- To do: Lay out the data as a Markdown table with the columns "Row" and "Line", from the start of the data through the line containing "callout-1-7: 1.7 <box>404 105 437 127</box>", both ends included. Number each line in order and leave out any blank lines.

* BEGIN Record list *

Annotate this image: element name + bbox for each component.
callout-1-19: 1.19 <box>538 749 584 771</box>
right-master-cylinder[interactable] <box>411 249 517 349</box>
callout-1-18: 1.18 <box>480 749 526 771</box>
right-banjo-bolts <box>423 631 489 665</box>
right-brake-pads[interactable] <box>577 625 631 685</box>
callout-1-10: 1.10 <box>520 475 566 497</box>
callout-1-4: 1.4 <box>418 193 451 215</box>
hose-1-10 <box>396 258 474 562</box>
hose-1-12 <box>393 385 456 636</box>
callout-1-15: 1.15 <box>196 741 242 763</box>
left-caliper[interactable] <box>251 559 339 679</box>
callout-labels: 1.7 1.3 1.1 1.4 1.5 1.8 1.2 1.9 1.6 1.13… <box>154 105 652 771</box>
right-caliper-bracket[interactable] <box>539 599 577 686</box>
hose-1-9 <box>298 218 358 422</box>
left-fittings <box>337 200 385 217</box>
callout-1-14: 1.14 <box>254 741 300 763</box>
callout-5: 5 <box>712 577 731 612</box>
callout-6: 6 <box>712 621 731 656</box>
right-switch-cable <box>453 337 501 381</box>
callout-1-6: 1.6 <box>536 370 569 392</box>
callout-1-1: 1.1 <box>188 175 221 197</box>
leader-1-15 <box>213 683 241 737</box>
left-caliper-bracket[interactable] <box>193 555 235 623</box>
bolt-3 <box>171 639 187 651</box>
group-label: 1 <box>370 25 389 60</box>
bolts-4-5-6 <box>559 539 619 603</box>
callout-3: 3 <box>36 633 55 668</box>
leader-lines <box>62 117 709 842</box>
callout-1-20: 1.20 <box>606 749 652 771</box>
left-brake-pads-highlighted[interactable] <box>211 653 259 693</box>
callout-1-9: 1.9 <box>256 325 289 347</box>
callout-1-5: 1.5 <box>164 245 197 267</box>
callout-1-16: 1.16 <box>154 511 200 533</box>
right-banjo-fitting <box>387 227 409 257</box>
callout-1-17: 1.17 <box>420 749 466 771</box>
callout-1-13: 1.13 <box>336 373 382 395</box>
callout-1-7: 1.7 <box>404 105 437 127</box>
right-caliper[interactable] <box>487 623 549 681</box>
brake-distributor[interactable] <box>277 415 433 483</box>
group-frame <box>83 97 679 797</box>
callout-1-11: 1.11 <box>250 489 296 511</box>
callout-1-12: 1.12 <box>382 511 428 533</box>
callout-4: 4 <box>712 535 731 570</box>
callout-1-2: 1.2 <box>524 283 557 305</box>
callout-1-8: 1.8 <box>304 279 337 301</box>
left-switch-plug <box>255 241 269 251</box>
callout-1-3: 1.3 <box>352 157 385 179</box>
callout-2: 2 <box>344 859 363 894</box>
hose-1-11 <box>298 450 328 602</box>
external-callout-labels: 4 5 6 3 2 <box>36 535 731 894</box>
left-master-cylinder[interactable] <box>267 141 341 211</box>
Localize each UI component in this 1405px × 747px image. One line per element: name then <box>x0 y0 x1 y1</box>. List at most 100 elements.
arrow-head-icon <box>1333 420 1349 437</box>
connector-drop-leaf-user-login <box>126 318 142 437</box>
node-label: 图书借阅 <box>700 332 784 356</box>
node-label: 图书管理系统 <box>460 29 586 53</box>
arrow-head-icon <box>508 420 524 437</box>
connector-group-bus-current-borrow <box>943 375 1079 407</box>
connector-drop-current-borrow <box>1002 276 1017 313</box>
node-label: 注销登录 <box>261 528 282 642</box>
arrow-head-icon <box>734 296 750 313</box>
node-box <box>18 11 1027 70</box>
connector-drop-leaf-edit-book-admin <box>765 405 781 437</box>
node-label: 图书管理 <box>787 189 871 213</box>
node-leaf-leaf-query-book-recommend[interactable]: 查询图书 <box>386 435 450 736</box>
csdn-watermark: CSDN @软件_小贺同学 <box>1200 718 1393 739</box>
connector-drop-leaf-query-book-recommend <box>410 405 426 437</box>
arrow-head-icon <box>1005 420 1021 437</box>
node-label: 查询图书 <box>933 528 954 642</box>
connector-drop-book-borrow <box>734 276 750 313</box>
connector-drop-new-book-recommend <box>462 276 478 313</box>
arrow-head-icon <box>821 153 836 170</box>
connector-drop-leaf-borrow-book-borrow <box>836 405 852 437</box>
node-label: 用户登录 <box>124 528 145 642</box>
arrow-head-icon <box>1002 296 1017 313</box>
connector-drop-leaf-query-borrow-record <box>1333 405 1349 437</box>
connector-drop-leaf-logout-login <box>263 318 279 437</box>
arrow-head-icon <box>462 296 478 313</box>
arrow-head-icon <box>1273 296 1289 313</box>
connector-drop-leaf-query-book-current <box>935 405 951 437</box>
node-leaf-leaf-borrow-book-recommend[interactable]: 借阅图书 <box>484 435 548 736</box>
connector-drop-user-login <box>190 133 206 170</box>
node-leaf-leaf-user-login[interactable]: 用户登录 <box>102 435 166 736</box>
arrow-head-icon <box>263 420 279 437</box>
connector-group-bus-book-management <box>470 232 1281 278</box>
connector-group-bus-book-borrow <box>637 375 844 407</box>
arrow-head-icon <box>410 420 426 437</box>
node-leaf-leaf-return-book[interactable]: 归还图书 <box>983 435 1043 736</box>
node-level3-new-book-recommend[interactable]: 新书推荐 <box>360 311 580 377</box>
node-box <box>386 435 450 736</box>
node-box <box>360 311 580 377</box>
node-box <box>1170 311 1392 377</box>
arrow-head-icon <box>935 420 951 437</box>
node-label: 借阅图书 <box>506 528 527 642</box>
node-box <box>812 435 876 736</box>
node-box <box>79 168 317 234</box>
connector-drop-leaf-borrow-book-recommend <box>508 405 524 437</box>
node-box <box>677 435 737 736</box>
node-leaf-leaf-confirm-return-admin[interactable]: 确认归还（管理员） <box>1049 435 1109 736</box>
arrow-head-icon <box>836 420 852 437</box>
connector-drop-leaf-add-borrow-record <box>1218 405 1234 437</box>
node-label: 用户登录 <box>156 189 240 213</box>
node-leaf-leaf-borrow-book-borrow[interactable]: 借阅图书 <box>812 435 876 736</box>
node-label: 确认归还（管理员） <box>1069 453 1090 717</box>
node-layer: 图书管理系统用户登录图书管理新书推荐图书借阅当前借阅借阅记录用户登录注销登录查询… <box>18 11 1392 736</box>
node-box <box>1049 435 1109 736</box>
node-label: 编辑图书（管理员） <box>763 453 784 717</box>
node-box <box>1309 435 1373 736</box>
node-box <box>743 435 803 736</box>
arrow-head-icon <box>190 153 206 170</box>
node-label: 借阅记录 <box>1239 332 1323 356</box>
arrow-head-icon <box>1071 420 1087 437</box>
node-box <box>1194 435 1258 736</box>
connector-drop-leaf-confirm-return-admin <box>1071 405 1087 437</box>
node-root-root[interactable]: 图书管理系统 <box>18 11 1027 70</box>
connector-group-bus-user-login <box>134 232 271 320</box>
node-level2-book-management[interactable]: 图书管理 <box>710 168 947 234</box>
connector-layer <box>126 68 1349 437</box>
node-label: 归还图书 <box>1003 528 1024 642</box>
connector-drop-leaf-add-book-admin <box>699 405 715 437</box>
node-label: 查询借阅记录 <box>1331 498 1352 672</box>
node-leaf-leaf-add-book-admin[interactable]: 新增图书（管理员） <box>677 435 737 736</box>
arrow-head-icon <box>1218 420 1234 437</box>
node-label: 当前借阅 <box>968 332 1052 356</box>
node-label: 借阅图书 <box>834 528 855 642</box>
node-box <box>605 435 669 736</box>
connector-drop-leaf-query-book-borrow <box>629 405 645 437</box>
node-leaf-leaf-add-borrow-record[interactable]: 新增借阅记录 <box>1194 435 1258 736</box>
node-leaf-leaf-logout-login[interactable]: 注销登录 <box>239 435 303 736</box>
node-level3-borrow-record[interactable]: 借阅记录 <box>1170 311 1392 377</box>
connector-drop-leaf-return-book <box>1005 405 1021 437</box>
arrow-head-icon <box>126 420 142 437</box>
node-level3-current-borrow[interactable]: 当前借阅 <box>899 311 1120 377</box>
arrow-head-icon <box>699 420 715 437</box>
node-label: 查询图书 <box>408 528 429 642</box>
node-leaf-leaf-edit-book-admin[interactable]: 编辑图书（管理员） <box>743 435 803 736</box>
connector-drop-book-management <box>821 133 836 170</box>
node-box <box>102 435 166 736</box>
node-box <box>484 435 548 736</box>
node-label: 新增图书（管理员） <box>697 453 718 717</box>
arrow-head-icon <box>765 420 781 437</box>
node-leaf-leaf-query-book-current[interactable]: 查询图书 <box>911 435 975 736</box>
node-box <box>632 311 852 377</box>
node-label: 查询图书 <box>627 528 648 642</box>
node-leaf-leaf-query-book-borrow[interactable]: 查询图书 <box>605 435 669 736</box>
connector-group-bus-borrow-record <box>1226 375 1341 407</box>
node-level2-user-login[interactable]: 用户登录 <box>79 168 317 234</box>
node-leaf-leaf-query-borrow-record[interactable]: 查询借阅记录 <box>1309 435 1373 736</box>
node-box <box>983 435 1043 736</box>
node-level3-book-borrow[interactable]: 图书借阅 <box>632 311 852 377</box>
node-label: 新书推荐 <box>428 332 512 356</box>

* END Record list *

- Final result:
| Row | Line |
|---|---|
| 1 | Annotate this image: element name + bbox for each component. |
| 2 | callout-1-19: 1.19 <box>538 749 584 771</box> |
| 3 | right-master-cylinder[interactable] <box>411 249 517 349</box> |
| 4 | callout-1-18: 1.18 <box>480 749 526 771</box> |
| 5 | right-banjo-bolts <box>423 631 489 665</box> |
| 6 | right-brake-pads[interactable] <box>577 625 631 685</box> |
| 7 | callout-1-10: 1.10 <box>520 475 566 497</box> |
| 8 | callout-1-4: 1.4 <box>418 193 451 215</box> |
| 9 | hose-1-10 <box>396 258 474 562</box> |
| 10 | hose-1-12 <box>393 385 456 636</box> |
| 11 | callout-1-15: 1.15 <box>196 741 242 763</box> |
| 12 | left-caliper[interactable] <box>251 559 339 679</box> |
| 13 | callout-labels: 1.7 1.3 1.1 1.4 1.5 1.8 1.2 1.9 1.6 1.13… <box>154 105 652 771</box> |
| 14 | right-caliper-bracket[interactable] <box>539 599 577 686</box> |
| 15 | hose-1-9 <box>298 218 358 422</box> |
| 16 | left-fittings <box>337 200 385 217</box> |
| 17 | callout-1-14: 1.14 <box>254 741 300 763</box> |
| 18 | callout-5: 5 <box>712 577 731 612</box> |
| 19 | callout-6: 6 <box>712 621 731 656</box> |
| 20 | right-switch-cable <box>453 337 501 381</box> |
| 21 | callout-1-6: 1.6 <box>536 370 569 392</box> |
| 22 | callout-1-1: 1.1 <box>188 175 221 197</box> |
| 23 | leader-1-15 <box>213 683 241 737</box> |
| 24 | left-caliper-bracket[interactable] <box>193 555 235 623</box> |
| 25 | bolt-3 <box>171 639 187 651</box> |
| 26 | group-label: 1 <box>370 25 389 60</box> |
| 27 | bolts-4-5-6 <box>559 539 619 603</box> |
| 28 | callout-3: 3 <box>36 633 55 668</box> |
| 29 | leader-lines <box>62 117 709 842</box> |
| 30 | callout-1-20: 1.20 <box>606 749 652 771</box> |
| 31 | left-brake-pads-highlighted[interactable] <box>211 653 259 693</box> |
| 32 | callout-1-9: 1.9 <box>256 325 289 347</box> |
| 33 | callout-1-5: 1.5 <box>164 245 197 267</box> |
| 34 | callout-1-16: 1.16 <box>154 511 200 533</box> |
| 35 | right-banjo-fitting <box>387 227 409 257</box> |
| 36 | callout-1-17: 1.17 <box>420 749 466 771</box> |
| 37 | callout-1-13: 1.13 <box>336 373 382 395</box> |
| 38 | callout-1-7: 1.7 <box>404 105 437 127</box> |